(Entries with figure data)
** start **
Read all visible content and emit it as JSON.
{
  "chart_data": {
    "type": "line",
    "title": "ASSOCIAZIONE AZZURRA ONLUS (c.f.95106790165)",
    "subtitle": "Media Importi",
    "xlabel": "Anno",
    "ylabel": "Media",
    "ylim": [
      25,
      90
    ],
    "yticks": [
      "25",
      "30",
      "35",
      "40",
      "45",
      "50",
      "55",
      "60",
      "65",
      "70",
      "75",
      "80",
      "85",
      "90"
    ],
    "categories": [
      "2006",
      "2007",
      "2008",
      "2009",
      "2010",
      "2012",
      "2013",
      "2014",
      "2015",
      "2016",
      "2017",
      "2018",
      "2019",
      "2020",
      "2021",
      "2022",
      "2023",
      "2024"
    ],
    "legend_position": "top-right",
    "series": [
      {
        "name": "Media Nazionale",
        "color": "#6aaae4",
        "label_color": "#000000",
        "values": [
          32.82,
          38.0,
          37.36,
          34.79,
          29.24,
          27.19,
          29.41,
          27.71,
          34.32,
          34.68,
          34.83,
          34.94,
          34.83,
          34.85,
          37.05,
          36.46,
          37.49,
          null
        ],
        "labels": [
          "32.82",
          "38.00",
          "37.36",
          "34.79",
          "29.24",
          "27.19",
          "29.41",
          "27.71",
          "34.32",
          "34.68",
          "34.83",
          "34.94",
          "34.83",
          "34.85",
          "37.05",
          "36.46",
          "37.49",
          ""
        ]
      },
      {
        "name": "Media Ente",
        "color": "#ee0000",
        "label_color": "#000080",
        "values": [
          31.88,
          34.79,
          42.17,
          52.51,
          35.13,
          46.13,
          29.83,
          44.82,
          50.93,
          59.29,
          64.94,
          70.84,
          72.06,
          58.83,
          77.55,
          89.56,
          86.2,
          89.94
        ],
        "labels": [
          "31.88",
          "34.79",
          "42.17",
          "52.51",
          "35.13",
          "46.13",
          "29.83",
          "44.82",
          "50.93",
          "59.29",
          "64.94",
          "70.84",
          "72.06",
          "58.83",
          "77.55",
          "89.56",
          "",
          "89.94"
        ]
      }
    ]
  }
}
** end **
■ PROBLEM TO SOLVE
Work out how many lines above contain the word "Media". Give only the number.

■ RESPONSE TO THIS TASK
4